> _AIM OF THE TASK_
Look over the lines below. Report each one that includes the string "east".

> _Extracted records_
****************

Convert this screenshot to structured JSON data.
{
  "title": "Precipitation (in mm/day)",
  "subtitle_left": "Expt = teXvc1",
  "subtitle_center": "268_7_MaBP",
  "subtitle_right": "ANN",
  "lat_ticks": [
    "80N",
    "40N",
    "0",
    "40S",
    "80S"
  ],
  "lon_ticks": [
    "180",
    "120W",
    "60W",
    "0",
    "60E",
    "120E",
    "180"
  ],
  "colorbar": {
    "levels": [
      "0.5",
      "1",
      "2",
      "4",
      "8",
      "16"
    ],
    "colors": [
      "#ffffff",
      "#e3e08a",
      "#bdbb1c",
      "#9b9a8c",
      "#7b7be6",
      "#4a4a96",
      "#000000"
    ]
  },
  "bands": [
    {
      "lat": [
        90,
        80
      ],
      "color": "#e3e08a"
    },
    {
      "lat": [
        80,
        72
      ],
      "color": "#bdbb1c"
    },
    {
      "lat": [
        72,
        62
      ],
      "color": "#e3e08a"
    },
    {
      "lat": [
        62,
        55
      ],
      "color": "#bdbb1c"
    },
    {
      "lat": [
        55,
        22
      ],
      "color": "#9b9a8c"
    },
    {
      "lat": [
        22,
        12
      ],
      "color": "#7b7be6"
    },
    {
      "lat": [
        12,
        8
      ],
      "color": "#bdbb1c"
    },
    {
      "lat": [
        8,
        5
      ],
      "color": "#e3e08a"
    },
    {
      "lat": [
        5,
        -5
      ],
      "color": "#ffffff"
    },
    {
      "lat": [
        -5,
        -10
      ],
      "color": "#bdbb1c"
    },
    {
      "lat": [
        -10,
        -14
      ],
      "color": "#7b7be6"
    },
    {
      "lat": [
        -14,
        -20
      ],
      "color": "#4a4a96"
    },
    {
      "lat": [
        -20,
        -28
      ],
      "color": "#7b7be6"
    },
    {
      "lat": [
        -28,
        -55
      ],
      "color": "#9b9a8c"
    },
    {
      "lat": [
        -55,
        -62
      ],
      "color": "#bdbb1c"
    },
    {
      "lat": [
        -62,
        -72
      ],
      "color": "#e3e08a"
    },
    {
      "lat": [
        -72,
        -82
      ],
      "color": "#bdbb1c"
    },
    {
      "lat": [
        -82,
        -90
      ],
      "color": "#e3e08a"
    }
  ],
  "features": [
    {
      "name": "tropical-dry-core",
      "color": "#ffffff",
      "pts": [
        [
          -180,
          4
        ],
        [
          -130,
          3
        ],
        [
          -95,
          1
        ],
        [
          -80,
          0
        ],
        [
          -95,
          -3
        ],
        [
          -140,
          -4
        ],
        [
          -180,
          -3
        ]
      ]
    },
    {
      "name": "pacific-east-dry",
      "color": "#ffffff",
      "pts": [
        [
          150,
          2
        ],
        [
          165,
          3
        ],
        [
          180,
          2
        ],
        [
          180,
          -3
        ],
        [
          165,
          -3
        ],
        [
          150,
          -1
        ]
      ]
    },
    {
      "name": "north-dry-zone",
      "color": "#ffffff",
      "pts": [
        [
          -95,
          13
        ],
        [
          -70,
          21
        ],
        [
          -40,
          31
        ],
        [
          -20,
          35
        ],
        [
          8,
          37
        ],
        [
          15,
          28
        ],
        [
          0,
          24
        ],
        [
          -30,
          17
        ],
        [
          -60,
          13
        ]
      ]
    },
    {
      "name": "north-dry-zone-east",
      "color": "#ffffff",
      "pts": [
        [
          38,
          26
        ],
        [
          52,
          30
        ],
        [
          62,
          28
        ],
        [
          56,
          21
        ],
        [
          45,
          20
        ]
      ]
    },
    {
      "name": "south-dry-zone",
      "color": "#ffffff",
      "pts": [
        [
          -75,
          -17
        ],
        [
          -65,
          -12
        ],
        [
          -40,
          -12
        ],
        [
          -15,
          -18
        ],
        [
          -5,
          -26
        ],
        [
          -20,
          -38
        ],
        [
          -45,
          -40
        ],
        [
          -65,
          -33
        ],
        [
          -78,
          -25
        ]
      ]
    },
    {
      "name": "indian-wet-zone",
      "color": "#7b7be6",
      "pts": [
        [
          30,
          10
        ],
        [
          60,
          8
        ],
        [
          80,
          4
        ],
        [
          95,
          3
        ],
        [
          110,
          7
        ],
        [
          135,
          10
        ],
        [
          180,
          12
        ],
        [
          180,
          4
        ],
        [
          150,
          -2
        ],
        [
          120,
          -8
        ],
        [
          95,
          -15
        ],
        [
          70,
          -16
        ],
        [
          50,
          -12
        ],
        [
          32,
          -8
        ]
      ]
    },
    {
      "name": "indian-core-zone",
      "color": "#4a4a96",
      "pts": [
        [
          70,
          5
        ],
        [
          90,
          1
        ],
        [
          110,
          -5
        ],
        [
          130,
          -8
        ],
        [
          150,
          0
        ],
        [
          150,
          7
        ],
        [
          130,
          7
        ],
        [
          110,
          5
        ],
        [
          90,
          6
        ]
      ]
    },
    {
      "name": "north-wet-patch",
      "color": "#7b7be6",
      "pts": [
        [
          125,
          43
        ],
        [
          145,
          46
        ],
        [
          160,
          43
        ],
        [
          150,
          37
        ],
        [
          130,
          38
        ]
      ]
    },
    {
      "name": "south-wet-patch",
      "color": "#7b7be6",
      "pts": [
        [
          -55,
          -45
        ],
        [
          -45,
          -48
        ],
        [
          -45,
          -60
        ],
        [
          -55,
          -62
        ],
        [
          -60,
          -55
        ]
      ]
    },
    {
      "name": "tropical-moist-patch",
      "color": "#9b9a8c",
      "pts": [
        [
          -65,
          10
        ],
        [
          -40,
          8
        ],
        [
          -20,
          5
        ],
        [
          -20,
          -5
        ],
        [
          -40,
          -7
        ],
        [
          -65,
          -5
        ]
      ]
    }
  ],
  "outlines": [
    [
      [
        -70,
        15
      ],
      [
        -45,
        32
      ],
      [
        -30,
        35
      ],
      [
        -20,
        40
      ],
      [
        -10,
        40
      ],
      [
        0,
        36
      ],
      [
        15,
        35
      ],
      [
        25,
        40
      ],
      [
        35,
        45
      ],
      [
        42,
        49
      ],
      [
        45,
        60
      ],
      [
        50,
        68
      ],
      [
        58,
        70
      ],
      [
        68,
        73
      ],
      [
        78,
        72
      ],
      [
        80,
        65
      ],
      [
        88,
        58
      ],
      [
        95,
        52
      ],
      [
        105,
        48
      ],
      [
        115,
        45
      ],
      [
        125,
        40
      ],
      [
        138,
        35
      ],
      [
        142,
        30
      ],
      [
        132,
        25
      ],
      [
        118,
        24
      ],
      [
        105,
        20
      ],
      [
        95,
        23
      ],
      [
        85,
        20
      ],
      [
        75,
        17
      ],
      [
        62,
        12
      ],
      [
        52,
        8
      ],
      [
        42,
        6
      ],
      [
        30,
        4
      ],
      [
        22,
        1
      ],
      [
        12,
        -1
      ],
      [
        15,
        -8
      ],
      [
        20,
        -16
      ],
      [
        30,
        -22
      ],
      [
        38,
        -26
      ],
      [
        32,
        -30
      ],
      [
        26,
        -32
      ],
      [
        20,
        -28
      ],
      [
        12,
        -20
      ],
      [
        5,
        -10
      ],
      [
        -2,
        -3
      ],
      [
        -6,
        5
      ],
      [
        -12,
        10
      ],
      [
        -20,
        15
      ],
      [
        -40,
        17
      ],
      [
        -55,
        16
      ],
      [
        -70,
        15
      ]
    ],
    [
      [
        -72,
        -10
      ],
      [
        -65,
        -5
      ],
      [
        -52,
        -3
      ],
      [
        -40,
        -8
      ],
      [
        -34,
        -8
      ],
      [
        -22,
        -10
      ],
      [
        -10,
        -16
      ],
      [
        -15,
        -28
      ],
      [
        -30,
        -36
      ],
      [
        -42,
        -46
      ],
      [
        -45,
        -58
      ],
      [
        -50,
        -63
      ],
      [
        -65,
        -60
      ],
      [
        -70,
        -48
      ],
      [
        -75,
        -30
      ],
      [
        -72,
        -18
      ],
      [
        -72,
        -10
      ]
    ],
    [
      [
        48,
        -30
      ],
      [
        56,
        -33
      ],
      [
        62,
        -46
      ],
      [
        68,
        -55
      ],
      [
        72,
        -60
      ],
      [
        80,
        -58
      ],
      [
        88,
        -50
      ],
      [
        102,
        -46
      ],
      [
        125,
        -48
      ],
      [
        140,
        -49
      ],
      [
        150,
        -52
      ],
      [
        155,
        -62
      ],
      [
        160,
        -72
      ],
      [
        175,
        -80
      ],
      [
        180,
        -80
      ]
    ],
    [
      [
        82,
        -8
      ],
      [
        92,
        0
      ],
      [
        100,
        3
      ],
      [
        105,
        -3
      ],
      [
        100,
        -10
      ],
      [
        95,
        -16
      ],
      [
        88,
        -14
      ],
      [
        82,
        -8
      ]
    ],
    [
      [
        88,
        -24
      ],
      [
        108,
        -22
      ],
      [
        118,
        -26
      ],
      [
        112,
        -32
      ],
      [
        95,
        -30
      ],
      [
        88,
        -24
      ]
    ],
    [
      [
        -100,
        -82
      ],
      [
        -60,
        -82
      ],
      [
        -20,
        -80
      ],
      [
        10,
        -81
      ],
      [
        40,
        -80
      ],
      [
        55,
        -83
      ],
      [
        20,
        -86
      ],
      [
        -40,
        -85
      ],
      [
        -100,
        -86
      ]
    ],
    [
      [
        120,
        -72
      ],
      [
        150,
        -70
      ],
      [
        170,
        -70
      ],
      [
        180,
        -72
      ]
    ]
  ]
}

****************

> _OUTPUT FOR THIS TASK_
      "name": "pacific-east-dry",
      "name": "north-dry-zone-east",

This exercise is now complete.